* _PROBLEM DESCRIPTION_:
Show every line below where "Schweiz" can be found.

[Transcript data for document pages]
-----

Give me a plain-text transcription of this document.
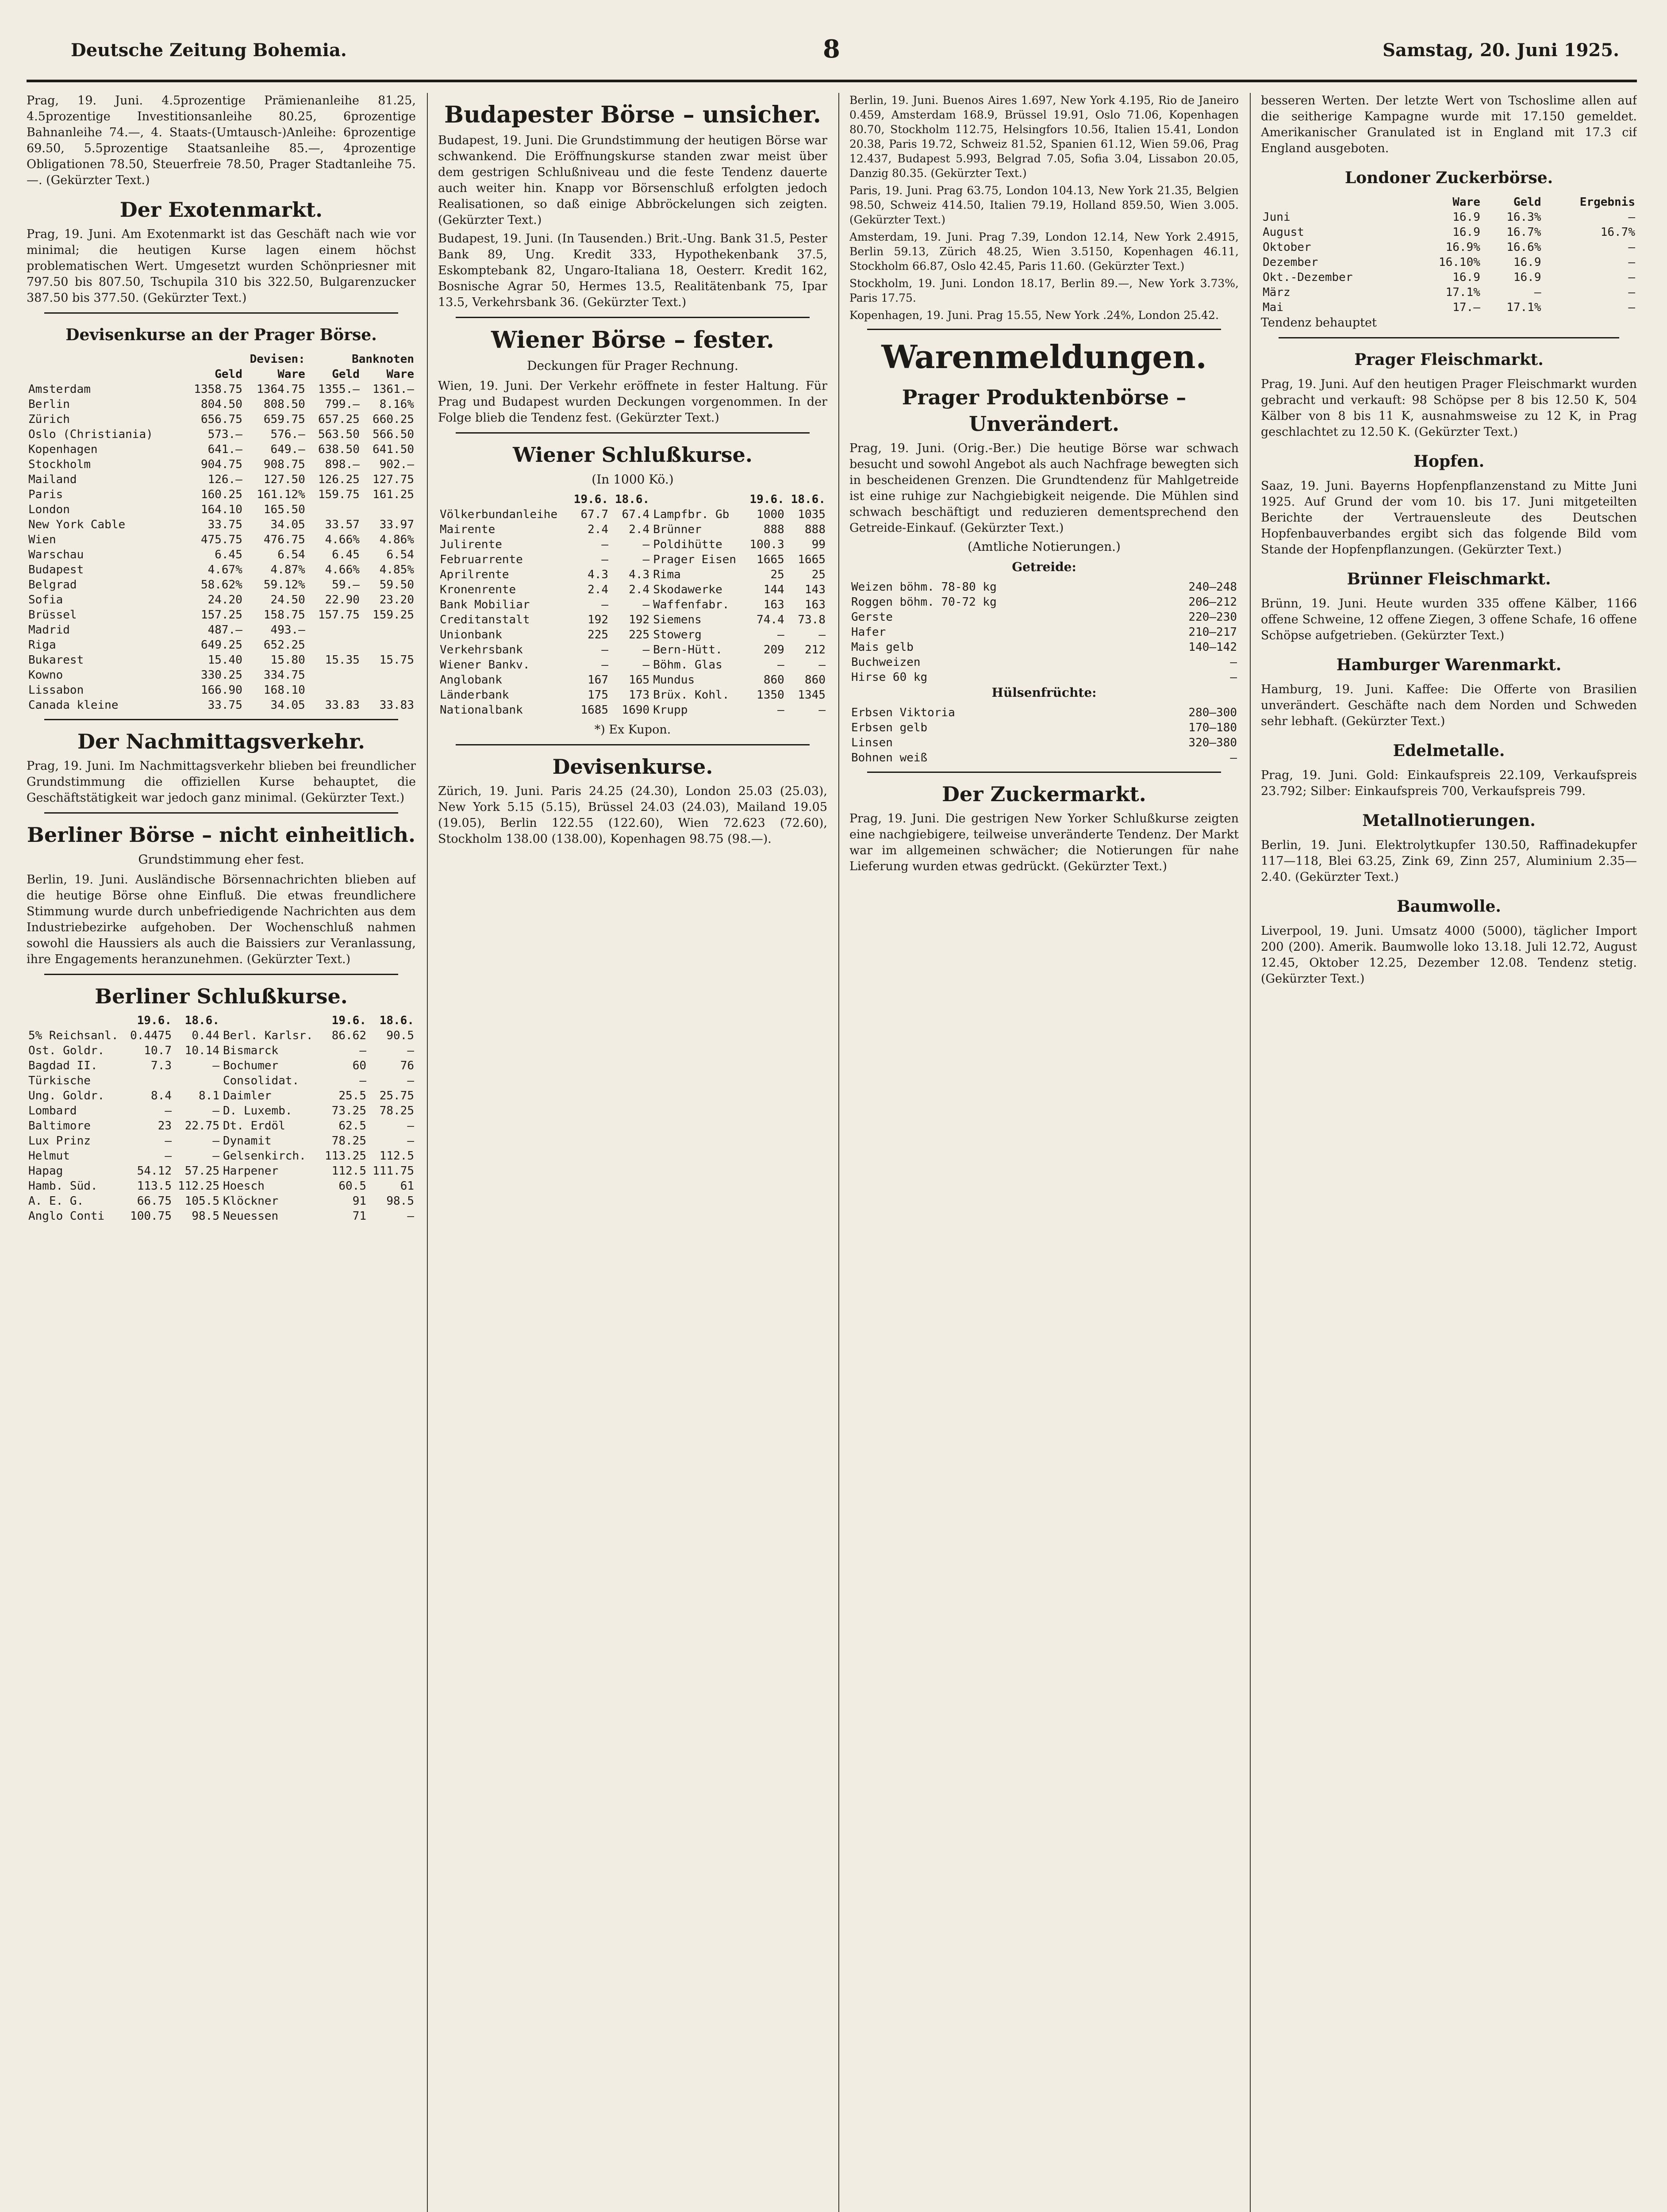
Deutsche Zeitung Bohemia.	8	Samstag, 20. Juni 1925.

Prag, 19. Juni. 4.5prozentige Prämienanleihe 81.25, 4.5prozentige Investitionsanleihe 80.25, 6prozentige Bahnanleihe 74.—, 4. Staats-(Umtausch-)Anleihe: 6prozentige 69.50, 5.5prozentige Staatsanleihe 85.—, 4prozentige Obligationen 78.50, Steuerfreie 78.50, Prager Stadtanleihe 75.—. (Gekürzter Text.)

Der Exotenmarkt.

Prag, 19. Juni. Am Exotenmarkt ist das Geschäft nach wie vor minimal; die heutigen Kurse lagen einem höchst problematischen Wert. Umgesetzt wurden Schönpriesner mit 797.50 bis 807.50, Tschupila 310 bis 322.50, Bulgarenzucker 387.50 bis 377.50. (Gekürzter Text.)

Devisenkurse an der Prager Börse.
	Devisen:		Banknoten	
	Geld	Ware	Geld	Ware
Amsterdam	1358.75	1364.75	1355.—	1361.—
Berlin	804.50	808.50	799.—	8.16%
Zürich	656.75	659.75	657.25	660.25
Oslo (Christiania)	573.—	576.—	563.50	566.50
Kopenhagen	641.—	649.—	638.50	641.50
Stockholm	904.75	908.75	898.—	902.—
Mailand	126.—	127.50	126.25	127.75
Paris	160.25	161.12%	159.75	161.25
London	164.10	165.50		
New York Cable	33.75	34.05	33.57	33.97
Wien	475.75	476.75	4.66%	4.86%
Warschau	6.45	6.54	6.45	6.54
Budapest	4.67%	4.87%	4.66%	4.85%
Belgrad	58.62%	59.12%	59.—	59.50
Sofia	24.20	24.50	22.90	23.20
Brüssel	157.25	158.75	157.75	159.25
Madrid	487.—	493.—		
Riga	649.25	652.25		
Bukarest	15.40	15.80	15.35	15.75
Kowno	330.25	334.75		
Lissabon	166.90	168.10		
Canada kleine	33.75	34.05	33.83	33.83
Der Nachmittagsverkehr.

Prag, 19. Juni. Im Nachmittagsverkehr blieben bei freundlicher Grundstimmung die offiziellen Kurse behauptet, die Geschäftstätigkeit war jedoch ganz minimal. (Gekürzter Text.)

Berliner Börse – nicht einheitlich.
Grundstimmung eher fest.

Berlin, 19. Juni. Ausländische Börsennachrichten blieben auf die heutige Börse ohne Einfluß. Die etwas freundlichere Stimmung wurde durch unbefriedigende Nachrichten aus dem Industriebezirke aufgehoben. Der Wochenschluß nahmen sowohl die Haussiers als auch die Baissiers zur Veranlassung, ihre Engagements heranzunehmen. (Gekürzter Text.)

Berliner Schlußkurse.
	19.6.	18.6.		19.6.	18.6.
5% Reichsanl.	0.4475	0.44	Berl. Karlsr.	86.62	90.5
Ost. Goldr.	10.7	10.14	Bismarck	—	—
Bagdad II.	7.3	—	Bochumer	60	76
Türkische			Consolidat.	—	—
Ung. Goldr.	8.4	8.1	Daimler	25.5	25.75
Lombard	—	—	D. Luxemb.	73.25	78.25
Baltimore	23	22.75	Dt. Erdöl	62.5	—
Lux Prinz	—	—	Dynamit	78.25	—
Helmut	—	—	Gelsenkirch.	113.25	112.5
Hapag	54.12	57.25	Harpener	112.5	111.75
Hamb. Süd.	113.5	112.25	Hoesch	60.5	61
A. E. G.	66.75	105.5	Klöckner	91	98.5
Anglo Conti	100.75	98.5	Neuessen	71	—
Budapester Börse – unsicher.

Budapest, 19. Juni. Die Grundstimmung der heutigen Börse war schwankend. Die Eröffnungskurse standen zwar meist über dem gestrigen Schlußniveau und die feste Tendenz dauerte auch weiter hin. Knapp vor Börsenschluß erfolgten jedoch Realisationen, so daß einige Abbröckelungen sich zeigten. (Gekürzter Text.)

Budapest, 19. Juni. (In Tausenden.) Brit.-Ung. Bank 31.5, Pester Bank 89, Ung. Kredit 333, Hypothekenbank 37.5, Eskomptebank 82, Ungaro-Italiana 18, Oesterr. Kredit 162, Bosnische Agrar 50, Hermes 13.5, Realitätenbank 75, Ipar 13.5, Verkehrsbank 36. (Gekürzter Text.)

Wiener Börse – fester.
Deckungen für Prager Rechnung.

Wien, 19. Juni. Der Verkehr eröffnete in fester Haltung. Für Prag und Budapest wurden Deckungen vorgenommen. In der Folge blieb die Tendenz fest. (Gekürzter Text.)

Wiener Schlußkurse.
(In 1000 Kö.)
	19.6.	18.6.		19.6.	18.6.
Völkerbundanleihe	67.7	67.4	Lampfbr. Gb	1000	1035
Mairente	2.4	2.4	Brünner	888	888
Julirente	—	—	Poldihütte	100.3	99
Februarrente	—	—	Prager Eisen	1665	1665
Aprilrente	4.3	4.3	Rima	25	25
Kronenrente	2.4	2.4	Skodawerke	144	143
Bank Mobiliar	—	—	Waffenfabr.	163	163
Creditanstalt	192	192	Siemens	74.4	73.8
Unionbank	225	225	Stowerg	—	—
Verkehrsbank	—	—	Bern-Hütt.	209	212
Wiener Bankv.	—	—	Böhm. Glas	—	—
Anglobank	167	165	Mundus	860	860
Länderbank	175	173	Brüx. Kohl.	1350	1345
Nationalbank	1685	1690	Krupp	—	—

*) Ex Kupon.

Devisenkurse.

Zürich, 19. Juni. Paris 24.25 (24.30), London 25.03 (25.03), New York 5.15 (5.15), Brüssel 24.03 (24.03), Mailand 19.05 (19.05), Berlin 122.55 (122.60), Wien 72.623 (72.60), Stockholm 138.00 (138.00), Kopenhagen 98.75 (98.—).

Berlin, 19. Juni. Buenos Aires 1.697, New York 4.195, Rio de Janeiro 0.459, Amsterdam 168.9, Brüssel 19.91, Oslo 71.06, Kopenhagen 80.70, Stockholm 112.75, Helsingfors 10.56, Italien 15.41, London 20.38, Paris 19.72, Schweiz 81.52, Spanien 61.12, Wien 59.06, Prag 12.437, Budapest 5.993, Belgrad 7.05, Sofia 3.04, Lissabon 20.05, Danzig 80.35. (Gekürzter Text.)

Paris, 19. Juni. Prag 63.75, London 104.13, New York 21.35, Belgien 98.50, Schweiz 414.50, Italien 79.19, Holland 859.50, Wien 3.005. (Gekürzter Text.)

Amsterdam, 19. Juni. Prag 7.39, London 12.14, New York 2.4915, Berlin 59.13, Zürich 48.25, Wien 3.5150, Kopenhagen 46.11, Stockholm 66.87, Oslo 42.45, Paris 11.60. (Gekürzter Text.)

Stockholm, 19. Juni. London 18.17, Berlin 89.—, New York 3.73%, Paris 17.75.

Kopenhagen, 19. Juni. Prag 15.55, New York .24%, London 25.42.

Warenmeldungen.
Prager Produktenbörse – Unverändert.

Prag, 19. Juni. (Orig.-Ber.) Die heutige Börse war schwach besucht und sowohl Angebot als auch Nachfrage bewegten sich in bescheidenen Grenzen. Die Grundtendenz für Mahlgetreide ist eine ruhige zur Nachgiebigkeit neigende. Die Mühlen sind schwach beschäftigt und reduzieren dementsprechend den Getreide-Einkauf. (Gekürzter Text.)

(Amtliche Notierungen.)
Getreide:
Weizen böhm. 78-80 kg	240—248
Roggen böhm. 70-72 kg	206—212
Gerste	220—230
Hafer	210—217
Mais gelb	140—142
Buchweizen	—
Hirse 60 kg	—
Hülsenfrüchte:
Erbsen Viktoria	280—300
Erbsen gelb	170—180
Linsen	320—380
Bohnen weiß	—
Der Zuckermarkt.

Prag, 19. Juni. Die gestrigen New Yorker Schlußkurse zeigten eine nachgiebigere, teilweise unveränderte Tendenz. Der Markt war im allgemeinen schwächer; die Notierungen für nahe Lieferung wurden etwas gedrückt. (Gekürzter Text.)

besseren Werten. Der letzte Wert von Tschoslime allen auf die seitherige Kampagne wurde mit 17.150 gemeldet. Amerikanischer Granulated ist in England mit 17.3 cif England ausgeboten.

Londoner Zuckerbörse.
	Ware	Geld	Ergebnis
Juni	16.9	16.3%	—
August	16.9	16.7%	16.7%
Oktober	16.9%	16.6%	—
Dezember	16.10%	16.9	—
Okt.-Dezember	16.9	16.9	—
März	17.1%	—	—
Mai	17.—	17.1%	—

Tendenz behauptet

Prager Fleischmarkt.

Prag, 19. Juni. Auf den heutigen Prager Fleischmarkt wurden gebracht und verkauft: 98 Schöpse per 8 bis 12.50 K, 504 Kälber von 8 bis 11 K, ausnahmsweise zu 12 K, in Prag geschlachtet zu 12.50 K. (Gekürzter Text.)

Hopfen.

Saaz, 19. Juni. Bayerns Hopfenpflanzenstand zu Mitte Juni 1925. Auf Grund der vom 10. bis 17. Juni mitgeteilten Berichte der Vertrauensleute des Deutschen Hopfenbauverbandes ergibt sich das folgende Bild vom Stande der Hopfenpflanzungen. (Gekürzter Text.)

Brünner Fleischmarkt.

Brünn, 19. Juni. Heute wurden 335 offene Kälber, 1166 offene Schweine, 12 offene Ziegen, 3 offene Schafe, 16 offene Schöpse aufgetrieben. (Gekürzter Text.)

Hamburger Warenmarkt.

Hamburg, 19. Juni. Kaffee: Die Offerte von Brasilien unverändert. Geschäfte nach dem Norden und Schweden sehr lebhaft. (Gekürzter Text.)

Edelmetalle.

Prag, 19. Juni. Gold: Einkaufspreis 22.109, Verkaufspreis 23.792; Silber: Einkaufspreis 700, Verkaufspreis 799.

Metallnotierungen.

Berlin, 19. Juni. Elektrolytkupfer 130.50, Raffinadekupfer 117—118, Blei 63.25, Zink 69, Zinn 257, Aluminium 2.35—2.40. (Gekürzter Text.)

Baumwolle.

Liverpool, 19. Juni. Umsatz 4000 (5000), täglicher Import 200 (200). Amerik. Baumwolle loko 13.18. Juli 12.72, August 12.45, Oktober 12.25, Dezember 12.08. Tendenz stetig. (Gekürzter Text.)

-----

* _ANSWER TO THE PROBLEM_:
Berlin, 19. Juni. Buenos Aires 1.697, New York 4.195, Rio de Janeiro 0.459, Amsterdam 168.9, Brüssel 19.91, Oslo 71.06, Kopenhagen 80.70, Stockholm 112.75, Helsingfors 10.56, Italien 15.41, London 20.38, Paris 19.72, Schweiz 81.52, Spanien 61.12, Wien 59.06, Prag 12.437, Budapest 5.993, Belgrad 7.05, Sofia 3.04, Lissabon 20.05, Danzig 80.35. (Gekürzter Text.)
Paris, 19. Juni. Prag 63.75, London 104.13, New York 21.35, Belgien 98.50, Schweiz 414.50, Italien 79.19, Holland 859.50, Wien 3.005. (Gekürzter Text.)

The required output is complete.